## Passage given
┌──

What was the most important book of the 12th century? On this episode of 5 Minutes in Church History, Dr. Stephen Nichols reveals his answer: a collection of annotations and commentaries that became the standard text in biblical studies for 600 years.

Transcript

Do you know what may very well be the most important book of the 1100s? If we were to dip back into the 1090s, we would say, “Oh, that’s easy. That’s Why the God-Man? by Anselm.” If we were to go into the 1200s, we’d probably say Thomas Aquinas’s Summa Theologica, that great massive work of theology. But what about the 1100s? What would be the most important book? Someone might say Peter Lombard’s Sentences, which was written around 1150. It was certainly a substantial book, and it was a classic text for centuries after it was written. I might be tempted to give that one a runner-up, however, and instead I’d go for the Glossa Ordinaria. It too was published right around 1150, and for about six hundred years, it was the standard annotations, or commentary, on the Bible.

Glossa literally means “language,” and when you gloss a text, that means you add an interpretive note, usually in the margin. A collection of these glosses is what we call a glossary. So we’re basically talking about expanded dictionary. And ordinaria? That means ordinary. It also means regular, or, to be technical, it means a standard form. So the Glossa Ordinaria, compiled around 1150, was the standard form annotations of the biblical text. This is a massive work. It was a collection of books, commentaries, and annotations on the Bible, and it did not just come in a vacuum. Let’s see how it came about.

Early in the centuries, monks and biblical scholars would write margin notes on the biblical text. As they would copy the biblical text, whether that was early in the Greek or the Hebrew or later when they focused on the Latin text, they would write little notes in the margins that would sometimes define or explain words. Sometimes they would have a note that was larger than the margin, and they would have to write it at the bottom of the page. The bottom of the page was called the foot of the page. The top, of course, was called the head. And so, notes written at the foot of the page came to be called footnotes.

You can imagine over the centuries how these notes would increase and accumulate, and so you would have notes all over the margins. You’d have notes all over the bottom of the page, and soon you couldn’t even see the text. So they began to collect these notes in a separate book, and then, of course, that grew to multiple books, and that’s what the Glossa Ordinaria is. It is multiple books of commentaries on the Bible.

Who did all this? Here are some names that you’re probably not familiar with. One of them is Walafrid Strabo. Strabo is from the 800s. He was born in 808 and died in 849 when he was forty-one years old. He was a German monk who wrote expositions of the Psalms and Leviticus. Following in his wake, a number of monks contributed various texts and commentaries. Bruno of Chartreuse wrote annotations on the Psalms and on Paul. Manegold of Lautenbach also contributed, and many other names that probably are not household names.

One more name is Anselm of Laon. We know the more popular Anselm, and this Anselm of Laon studied under the more famous Anselm. Anselm of Laon established a school of theology and a school of biblical hermeneutics. After his death, his students compiled collections of glosses—glossaries or commentaries on the Bible—and put them together in a big book, the standard text of biblical interpretation, the Glossa Ordinaria from 1150. It held sway for centuries as a standard text. (Thomas Aquinas followed suit for his Summa to do the same thing for theology.) This massive biblical text, the Glossa Ordinaria, was the twelfth century’s most important book.

└──

## Dataset entries

┌──

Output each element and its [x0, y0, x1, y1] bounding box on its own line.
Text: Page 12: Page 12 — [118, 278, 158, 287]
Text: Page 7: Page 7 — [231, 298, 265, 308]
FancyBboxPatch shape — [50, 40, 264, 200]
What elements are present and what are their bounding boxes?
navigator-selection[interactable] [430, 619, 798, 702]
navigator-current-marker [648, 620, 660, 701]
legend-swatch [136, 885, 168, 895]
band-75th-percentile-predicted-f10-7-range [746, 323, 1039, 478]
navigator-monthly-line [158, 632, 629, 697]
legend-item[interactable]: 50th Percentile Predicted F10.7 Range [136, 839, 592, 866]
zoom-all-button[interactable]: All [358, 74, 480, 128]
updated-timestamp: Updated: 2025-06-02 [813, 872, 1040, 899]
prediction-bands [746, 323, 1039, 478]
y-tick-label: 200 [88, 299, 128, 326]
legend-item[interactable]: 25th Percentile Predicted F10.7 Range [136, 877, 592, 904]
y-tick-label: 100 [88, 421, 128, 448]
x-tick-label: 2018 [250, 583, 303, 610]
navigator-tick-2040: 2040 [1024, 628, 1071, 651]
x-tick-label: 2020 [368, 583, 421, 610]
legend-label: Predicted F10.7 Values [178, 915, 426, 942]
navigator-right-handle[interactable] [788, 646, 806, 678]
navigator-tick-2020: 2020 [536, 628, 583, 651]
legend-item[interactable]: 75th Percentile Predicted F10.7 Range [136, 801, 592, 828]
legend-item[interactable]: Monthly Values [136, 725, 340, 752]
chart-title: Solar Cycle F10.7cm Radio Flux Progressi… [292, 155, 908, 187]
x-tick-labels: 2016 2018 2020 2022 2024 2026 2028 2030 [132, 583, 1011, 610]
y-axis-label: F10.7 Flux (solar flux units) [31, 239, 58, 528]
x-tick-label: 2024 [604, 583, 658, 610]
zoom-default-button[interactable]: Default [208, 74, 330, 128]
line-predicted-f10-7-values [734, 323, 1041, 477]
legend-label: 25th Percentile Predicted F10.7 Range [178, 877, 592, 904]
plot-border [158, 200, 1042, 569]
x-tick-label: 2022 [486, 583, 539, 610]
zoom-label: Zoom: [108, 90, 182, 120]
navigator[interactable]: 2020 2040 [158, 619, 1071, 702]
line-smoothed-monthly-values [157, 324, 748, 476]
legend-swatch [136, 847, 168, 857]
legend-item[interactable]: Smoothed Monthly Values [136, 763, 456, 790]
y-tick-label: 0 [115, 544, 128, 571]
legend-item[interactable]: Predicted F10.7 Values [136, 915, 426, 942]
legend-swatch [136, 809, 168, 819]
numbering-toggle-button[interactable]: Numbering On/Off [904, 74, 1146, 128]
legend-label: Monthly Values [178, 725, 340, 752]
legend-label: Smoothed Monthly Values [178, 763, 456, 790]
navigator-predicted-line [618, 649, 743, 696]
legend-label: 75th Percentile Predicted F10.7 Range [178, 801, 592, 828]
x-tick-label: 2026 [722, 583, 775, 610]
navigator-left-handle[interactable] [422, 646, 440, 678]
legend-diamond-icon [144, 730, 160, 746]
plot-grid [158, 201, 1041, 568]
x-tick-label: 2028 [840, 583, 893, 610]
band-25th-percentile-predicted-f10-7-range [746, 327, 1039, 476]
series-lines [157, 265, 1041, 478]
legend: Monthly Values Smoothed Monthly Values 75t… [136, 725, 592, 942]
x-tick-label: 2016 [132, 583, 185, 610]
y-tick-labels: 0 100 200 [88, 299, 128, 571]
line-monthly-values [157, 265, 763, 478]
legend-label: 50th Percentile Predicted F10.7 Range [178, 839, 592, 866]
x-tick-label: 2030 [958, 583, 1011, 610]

└──

## Objective
Render this sentence from the transcript on the Glossa Ordinaria into Spanish: "Glossa literally means “language,” and when you gloss a text, that means you add an interpretive note, usually in the margin."

## In response
Glossa significa literalmente «lenguaje», y cuando se glosa un texto, eso significa que se añade una nota interpretativa, normalmente en el margen.